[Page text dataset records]

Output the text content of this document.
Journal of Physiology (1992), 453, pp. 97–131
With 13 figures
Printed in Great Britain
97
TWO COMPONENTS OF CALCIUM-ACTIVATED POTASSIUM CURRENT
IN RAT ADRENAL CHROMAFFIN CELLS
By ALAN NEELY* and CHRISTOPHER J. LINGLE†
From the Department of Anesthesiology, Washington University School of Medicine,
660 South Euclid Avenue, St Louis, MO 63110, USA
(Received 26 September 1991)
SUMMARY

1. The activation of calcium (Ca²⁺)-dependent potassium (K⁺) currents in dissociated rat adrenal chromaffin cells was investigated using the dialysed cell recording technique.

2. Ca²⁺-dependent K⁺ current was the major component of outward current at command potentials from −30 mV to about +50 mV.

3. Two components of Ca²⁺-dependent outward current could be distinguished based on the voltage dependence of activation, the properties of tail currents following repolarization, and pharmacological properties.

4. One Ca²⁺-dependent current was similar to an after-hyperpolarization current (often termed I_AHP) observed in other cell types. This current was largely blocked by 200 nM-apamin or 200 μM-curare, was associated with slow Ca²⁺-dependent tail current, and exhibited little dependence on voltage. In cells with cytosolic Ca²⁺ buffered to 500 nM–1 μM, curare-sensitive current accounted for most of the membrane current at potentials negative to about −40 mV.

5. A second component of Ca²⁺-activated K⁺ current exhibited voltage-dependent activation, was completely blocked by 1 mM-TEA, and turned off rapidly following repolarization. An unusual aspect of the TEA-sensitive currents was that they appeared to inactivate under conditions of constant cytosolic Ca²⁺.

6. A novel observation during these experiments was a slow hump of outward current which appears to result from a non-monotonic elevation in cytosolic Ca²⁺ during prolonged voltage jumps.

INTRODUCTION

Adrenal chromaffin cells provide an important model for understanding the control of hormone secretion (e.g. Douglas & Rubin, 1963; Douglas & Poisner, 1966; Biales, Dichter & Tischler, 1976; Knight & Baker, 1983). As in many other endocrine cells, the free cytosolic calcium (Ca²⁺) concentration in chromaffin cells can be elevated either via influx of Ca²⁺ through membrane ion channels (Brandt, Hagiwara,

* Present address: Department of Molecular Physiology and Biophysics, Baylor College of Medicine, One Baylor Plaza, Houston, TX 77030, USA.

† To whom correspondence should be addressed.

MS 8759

### What the exercise asks
Exactly as written, transcribe every line shown above.

### Written answer
Output the text content of this document.
Journal of Physiology (1992), 453, pp. 97–131
With 13 figures
Printed in Great Britain
97
TWO COMPONENTS OF CALCIUM-ACTIVATED POTASSIUM CURRENT
IN RAT ADRENAL CHROMAFFIN CELLS
By ALAN NEELY* and CHRISTOPHER J. LINGLE†
From the Department of Anesthesiology, Washington University School of Medicine,
660 South Euclid Avenue, St Louis, MO 63110, USA
(Received 26 September 1991)
SUMMARY

1. The activation of calcium (Ca²⁺)-dependent potassium (K⁺) currents in dissociated rat adrenal chromaffin cells was investigated using the dialysed cell recording technique.

2. Ca²⁺-dependent K⁺ current was the major component of outward current at command potentials from −30 mV to about +50 mV.

3. Two components of Ca²⁺-dependent outward current could be distinguished based on the voltage dependence of activation, the properties of tail currents following repolarization, and pharmacological properties.

4. One Ca²⁺-dependent current was similar to an after-hyperpolarization current (often termed I_AHP) observed in other cell types. This current was largely blocked by 200 nM-apamin or 200 μM-curare, was associated with slow Ca²⁺-dependent tail current, and exhibited little dependence on voltage. In cells with cytosolic Ca²⁺ buffered to 500 nM–1 μM, curare-sensitive current accounted for most of the membrane current at potentials negative to about −40 mV.

5. A second component of Ca²⁺-activated K⁺ current exhibited voltage-dependent activation, was completely blocked by 1 mM-TEA, and turned off rapidly following repolarization. An unusual aspect of the TEA-sensitive currents was that they appeared to inactivate under conditions of constant cytosolic Ca²⁺.

6. A novel observation during these experiments was a slow hump of outward current which appears to result from a non-monotonic elevation in cytosolic Ca²⁺ during prolonged voltage jumps.

INTRODUCTION

Adrenal chromaffin cells provide an important model for understanding the control of hormone secretion (e.g. Douglas & Rubin, 1963; Douglas & Poisner, 1966; Biales, Dichter & Tischler, 1976; Knight & Baker, 1983). As in many other endocrine cells, the free cytosolic calcium (Ca²⁺) concentration in chromaffin cells can be elevated either via influx of Ca²⁺ through membrane ion channels (Brandt, Hagiwara,

* Present address: Department of Molecular Physiology and Biophysics, Baylor College of Medicine, One Baylor Plaza, Houston, TX 77030, USA.

† To whom correspondence should be addressed.

MS 8759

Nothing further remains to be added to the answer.